▶ _DIRECTION_
Copy out all lines of the records in which the word "plain" appears.

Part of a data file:
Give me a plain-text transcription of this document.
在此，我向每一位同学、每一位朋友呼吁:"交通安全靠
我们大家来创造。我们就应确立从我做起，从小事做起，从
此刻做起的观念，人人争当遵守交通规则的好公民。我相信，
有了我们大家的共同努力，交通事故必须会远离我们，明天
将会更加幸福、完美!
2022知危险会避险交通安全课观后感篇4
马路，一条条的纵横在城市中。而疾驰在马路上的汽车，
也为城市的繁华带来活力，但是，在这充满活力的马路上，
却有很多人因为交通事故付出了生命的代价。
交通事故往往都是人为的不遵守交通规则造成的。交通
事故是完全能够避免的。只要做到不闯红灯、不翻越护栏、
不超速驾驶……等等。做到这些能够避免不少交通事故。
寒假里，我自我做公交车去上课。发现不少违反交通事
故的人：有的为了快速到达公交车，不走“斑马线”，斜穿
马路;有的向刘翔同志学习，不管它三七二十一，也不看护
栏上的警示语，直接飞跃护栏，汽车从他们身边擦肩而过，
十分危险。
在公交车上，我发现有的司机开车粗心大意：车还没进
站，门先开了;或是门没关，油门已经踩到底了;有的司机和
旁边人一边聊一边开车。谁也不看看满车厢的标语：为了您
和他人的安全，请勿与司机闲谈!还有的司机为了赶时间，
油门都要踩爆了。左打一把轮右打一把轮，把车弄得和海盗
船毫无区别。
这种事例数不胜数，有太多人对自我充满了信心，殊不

---

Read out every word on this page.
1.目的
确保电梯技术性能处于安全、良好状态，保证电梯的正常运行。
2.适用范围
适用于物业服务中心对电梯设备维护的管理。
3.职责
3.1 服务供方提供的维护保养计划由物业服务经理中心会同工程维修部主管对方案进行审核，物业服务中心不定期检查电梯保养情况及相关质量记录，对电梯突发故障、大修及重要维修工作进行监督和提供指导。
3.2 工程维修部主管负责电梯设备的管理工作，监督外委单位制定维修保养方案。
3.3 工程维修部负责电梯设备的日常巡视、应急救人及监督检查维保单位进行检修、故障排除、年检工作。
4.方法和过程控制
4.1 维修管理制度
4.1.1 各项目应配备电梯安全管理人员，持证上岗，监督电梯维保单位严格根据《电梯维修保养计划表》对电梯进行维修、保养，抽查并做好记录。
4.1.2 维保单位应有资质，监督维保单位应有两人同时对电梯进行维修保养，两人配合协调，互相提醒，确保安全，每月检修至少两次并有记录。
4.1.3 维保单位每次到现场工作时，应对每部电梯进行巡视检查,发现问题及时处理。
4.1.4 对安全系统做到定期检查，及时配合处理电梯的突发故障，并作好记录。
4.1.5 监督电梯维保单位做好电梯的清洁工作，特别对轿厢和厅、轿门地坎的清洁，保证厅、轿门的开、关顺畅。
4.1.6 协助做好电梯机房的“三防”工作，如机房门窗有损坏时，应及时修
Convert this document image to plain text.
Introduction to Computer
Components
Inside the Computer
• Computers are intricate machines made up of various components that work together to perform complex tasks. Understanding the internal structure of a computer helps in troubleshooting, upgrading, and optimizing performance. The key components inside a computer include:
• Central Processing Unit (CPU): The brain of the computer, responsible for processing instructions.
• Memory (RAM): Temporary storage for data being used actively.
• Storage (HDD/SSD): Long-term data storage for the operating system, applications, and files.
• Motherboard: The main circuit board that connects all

▶ _SOLUTION_
Give me a plain-text transcription of this document.
Convert this document image to plain text.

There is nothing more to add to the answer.